### Stated problem:
Any picture among the records should be left out, please; retype the rest exactly.

### Record list:
★ ★ ★
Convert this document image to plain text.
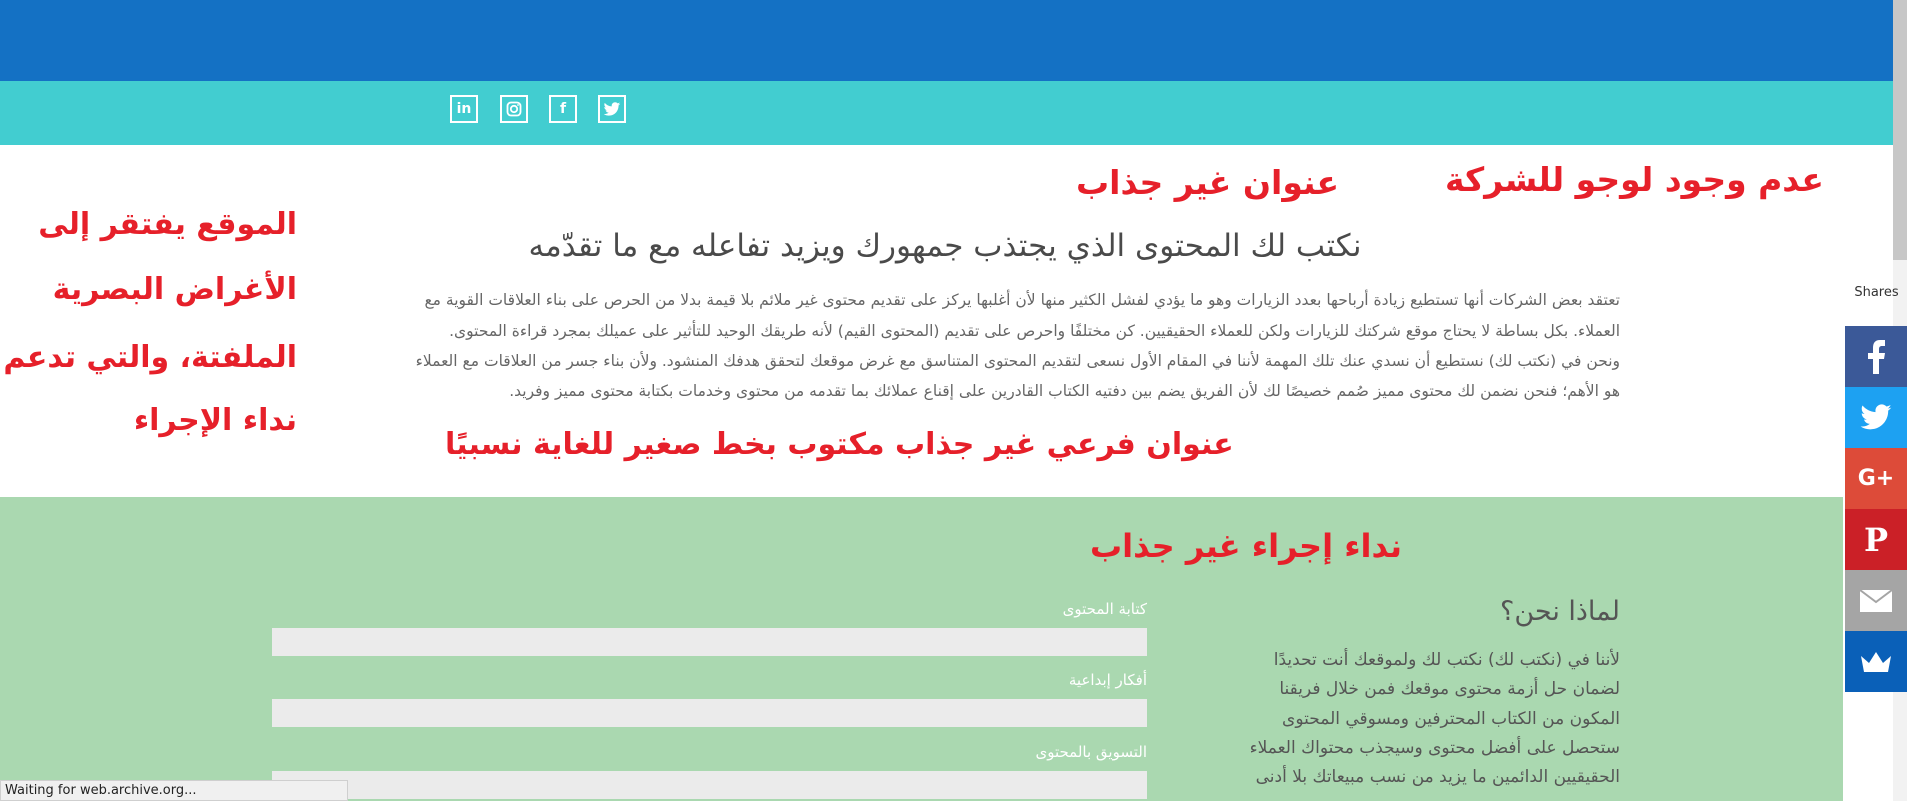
in	f
عدم وجود لوجو للشركة
عنوان غير جذاب
نكتب لك المحتوى الذي يجتذب جمهورك ويزيد تفاعله مع ما تقدّمه
تعتقد بعض الشركات أنها تستطيع زيادة أرباحها بعدد الزيارات وهو ما يؤدي لفشل الكثير منها لأن أغلبها يركز على تقديم محتوى غير ملائم بلا قيمة بدلا من الحرص على بناء العلاقات القوية مع
العملاء. بكل بساطة لا يحتاج موقع شركتك للزيارات ولكن للعملاء الحقيقيين. كن مختلفًا واحرص على تقديم (المحتوى القيم) لأنه طريقك الوحيد للتأثير على عميلك بمجرد قراءة المحتوى.
ونحن في (نكتب لك) نستطيع أن نسدي عنك تلك المهمة لأننا في المقام الأول نسعى لتقديم المحتوى المتناسق مع غرض موقعك لتحقق هدفك المنشود. ولأن بناء جسر من العلاقات مع العملاء
هو الأهم؛ فنحن نضمن لك محتوى مميز صُمم خصيصًا لك لأن الفريق يضم بين دفتيه الكتاب القادرين على إقناع عملائك بما تقدمه من محتوى وخدمات بكتابة محتوى مميز وفريد.
الموقع يفتقر إلى
الأغراض البصرية
الملفتة، والتي تدعم
نداء الإجراء
عنوان فرعي غير جذاب مكتوب بخط صغير للغاية نسبيًا
نداء إجراء غير جذاب
كتابة المحتوى
أفكار إبداعية
التسويق بالمحتوى
لماذا نحن؟
لأننا في (نكتب لك) نكتب لك ولموقعك أنت تحديدًا
لضمان حل أزمة محتوى موقعك فمن خلال فريقنا
المكون من الكتاب المحترفين ومسوقي المحتوى
ستحصل على أفضل محتوى وسيجذب محتواك العملاء
الحقيقيين الدائمين ما يزيد من نسب مبيعاتك بلا أدنى
Shares
G+
P
Waiting for web.archive.org...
★ ★ ★
### Final answer:
Convert this document image to plain text.
in	f
عدم وجود لوجو للشركة
عنوان غير جذاب
نكتب لك المحتوى الذي يجتذب جمهورك ويزيد تفاعله مع ما تقدّمه
تعتقد بعض الشركات أنها تستطيع زيادة أرباحها بعدد الزيارات وهو ما يؤدي لفشل الكثير منها لأن أغلبها يركز على تقديم محتوى غير ملائم بلا قيمة بدلا من الحرص على بناء العلاقات القوية مع
العملاء. بكل بساطة لا يحتاج موقع شركتك للزيارات ولكن للعملاء الحقيقيين. كن مختلفًا واحرص على تقديم (المحتوى القيم) لأنه طريقك الوحيد للتأثير على عميلك بمجرد قراءة المحتوى.
ونحن في (نكتب لك) نستطيع أن نسدي عنك تلك المهمة لأننا في المقام الأول نسعى لتقديم المحتوى المتناسق مع غرض موقعك لتحقق هدفك المنشود. ولأن بناء جسر من العلاقات مع العملاء
هو الأهم؛ فنحن نضمن لك محتوى مميز صُمم خصيصًا لك لأن الفريق يضم بين دفتيه الكتاب القادرين على إقناع عملائك بما تقدمه من محتوى وخدمات بكتابة محتوى مميز وفريد.
الموقع يفتقر إلى
الأغراض البصرية
الملفتة، والتي تدعم
نداء الإجراء
عنوان فرعي غير جذاب مكتوب بخط صغير للغاية نسبيًا
نداء إجراء غير جذاب
كتابة المحتوى
أفكار إبداعية
التسويق بالمحتوى
لماذا نحن؟
لأننا في (نكتب لك) نكتب لك ولموقعك أنت تحديدًا
لضمان حل أزمة محتوى موقعك فمن خلال فريقنا
المكون من الكتاب المحترفين ومسوقي المحتوى
ستحصل على أفضل محتوى وسيجذب محتواك العملاء
الحقيقيين الدائمين ما يزيد من نسب مبيعاتك بلا أدنى
Shares
G+
P
Waiting for web.archive.org...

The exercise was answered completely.